→ ZUR AUFGABE:
Welche Abkürzungen stehen im Text zum Equal-Pay-Urteil in Klammern direkt hinter ihrer ausgeschriebenen Form? Nenne jede einmal zusammen mit dieser Langform.

Arbeitsrecht

Equal Pay im Fokus: Klage einer Mitarbeiterin auf höheres Entgelt nur teilweise erfolgreich

Zuletzt bearbeitet am: 07.11.2024

Das Landesarbeitsgericht (LAG) Baden-Württemberg entschied am 1.10.2024 in einem prominenten Fall zur Entgeltgleichheit zugunsten einer Mitarbeiterin in einem Autobauer-Betrieb – allerdings nur teilweise. Während die Klägerin eine vollständige Angleichung ihres Gehalts an das ihrer männlichen Kollegen forderte, sprach das Gericht lediglich eine Anpassung auf den Median der männlichen Vergleichsgruppe zu. Die Argumentation des Gerichts und das zugrunde liegende Entgelttransparenzgesetz (EntgTranspG) werfen Fragen zur Reichweite der Equal-Pay-Ansprüche auf (Urteil vom 01.10.2024- 2 Sa 14/24).

Differenzberechnung als Maßstab für Gleichbehandlung

Im Fall der langjährigen Mitarbeiterin, unterstützt durch die Gesellschaft für Freiheitsrechte (GFF), zielte die Klage auf eine Gehaltsangleichung an ihre männlichen Kollegen ab. Das Landesarbeitsgericht (LAG) Baden-Württemberg entschied jedoch, dass nur eine Angleichung an den Median der männlichen Vergleichsgruppe, anstatt auf das höchste Niveau erfolgen könne, da der Median als gerechter Maßstab zur Erkennung und Korrektur von Geschlechterdiskriminierung gelte. Hintergrund sind Vorgaben des Entgelttransparenzgesetzes (EntgTranspG) und die Frage, ob die Lohnunterschiede auf geschlechtsneutralen Faktoren basieren. Laut Gericht müsse für eine volle Angleichung ein spezifisches Indiz für Benachteiligung in der geforderten Höhe vorliegen.

→ BEREITGESTELLTE EINTRÄGE:
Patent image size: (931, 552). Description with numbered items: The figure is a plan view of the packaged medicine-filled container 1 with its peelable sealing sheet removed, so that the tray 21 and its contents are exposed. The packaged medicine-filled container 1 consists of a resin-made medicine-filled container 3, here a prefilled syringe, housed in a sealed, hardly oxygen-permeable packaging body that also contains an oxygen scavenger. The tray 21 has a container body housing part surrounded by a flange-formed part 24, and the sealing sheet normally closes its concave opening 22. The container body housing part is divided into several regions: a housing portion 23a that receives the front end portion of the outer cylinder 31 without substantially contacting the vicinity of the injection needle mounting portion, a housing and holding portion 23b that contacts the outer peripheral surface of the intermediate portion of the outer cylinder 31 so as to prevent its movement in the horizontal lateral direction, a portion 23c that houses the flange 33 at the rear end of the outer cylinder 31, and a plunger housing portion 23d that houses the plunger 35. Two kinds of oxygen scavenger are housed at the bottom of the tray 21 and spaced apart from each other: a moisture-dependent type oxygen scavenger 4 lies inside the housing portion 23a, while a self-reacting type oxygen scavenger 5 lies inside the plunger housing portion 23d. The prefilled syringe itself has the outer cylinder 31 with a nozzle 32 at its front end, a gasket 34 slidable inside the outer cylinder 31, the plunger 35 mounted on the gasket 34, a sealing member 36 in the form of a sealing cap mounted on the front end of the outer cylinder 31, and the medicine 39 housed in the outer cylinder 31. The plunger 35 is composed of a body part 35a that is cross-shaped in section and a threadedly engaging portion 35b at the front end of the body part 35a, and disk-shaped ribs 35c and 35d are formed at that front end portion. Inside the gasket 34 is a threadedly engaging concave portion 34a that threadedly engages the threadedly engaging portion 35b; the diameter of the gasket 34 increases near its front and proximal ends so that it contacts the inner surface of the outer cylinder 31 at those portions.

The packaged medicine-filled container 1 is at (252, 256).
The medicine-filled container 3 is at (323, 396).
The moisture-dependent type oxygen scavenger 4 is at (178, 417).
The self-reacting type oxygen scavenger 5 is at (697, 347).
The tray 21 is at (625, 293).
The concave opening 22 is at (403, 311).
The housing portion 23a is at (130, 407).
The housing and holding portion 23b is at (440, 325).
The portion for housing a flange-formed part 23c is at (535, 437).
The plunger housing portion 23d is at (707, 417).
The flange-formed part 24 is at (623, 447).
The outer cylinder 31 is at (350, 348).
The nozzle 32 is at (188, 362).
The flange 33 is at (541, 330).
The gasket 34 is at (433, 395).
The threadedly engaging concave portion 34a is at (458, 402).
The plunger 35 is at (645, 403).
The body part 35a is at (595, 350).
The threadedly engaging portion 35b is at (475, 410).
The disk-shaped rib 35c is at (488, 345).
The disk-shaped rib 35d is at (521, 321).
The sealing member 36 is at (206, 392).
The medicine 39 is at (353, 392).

→ DEINE ANTWORT:
- LAG: Landesarbeitsgericht
- EntgTranspG: Entgelttransparenzgesetz
- GFF: Gesellschaft für Freiheitsrechte